▸ EXERCISE DIRECTIONS:
Copy the records below exactly as they are written.

[start]

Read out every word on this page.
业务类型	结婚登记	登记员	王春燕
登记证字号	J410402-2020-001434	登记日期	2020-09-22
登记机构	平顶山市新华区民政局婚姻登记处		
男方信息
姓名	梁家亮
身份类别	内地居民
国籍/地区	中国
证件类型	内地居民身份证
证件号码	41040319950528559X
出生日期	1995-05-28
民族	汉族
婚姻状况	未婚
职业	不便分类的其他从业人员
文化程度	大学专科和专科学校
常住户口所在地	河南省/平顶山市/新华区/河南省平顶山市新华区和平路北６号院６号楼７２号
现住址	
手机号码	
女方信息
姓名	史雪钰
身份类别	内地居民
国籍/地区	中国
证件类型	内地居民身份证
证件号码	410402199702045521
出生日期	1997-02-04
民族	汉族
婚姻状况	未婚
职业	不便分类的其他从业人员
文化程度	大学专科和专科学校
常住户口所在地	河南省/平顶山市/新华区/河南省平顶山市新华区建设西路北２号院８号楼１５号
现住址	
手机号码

[end]

▸ TASK SOLUTION:
Read out every word on this page.
业务类型	结婚登记	登记员	王春燕
登记证字号	J410402-2020-001434	登记日期	2020-09-22
登记机构	平顶山市新华区民政局婚姻登记处		
男方信息
姓名	梁家亮
身份类别	内地居民
国籍/地区	中国
证件类型	内地居民身份证
证件号码	41040319950528559X
出生日期	1995-05-28
民族	汉族
婚姻状况	未婚
职业	不便分类的其他从业人员
文化程度	大学专科和专科学校
常住户口所在地	河南省/平顶山市/新华区/河南省平顶山市新华区和平路北６号院６号楼７２号
现住址	
手机号码	
女方信息
姓名	史雪钰
身份类别	内地居民
国籍/地区	中国
证件类型	内地居民身份证
证件号码	410402199702045521
出生日期	1997-02-04
民族	汉族
婚姻状况	未婚
职业	不便分类的其他从业人员
文化程度	大学专科和专科学校
常住户口所在地	河南省/平顶山市/新华区/河南省平顶山市新华区建设西路北２号院８号楼１５号
现住址	
手机号码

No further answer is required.